| STATED EXERCISE |
Restate all the material verbatim, except for the pictures.

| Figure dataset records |
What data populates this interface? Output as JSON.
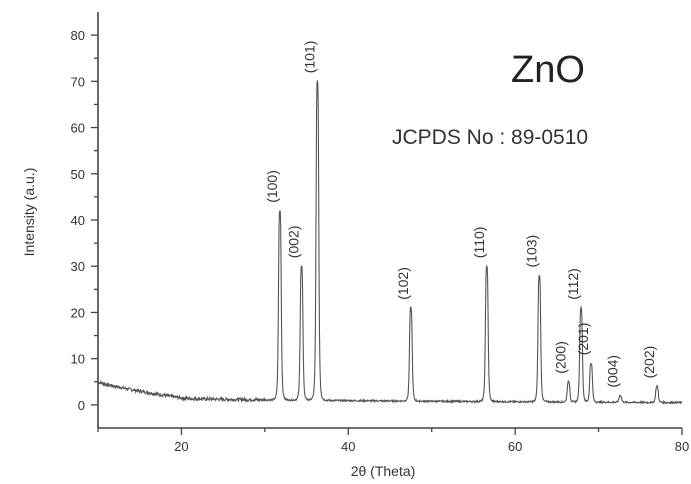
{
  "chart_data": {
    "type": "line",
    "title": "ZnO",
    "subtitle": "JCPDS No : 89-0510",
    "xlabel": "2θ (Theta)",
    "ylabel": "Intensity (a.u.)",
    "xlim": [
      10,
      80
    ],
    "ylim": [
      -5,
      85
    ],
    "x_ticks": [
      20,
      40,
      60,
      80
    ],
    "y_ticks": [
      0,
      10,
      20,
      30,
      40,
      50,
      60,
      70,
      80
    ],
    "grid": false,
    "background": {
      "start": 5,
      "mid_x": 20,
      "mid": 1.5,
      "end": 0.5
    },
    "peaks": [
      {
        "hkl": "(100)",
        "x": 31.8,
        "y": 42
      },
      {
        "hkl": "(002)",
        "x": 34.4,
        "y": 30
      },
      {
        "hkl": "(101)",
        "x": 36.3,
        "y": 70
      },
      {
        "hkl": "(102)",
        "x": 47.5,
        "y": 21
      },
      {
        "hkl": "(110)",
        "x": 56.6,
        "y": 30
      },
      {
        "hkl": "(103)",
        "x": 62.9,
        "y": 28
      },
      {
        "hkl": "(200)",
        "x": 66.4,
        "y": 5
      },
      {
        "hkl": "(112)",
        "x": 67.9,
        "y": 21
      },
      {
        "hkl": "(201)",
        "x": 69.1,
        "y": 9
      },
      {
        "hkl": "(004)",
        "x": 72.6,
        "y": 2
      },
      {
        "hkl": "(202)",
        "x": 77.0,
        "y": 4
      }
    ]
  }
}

| TASK ANSWER |
What data populates this interface? Output as JSON.
{
  "chart_data": {
    "type": "line",
    "title": "ZnO",
    "subtitle": "JCPDS No : 89-0510",
    "xlabel": "2θ (Theta)",
    "ylabel": "Intensity (a.u.)",
    "xlim": [
      10,
      80
    ],
    "ylim": [
      -5,
      85
    ],
    "x_ticks": [
      20,
      40,
      60,
      80
    ],
    "y_ticks": [
      0,
      10,
      20,
      30,
      40,
      50,
      60,
      70,
      80
    ],
    "grid": false,
    "background": {
      "start": 5,
      "mid_x": 20,
      "mid": 1.5,
      "end": 0.5
    },
    "peaks": [
      {
        "hkl": "(100)",
        "x": 31.8,
        "y": 42
      },
      {
        "hkl": "(002)",
        "x": 34.4,
        "y": 30
      },
      {
        "hkl": "(101)",
        "x": 36.3,
        "y": 70
      },
      {
        "hkl": "(102)",
        "x": 47.5,
        "y": 21
      },
      {
        "hkl": "(110)",
        "x": 56.6,
        "y": 30
      },
      {
        "hkl": "(103)",
        "x": 62.9,
        "y": 28
      },
      {
        "hkl": "(200)",
        "x": 66.4,
        "y": 5
      },
      {
        "hkl": "(112)",
        "x": 67.9,
        "y": 21
      },
      {
        "hkl": "(201)",
        "x": 69.1,
        "y": 9
      },
      {
        "hkl": "(004)",
        "x": 72.6,
        "y": 2
      },
      {
        "hkl": "(202)",
        "x": 77.0,
        "y": 4
      }
    ]
  }
}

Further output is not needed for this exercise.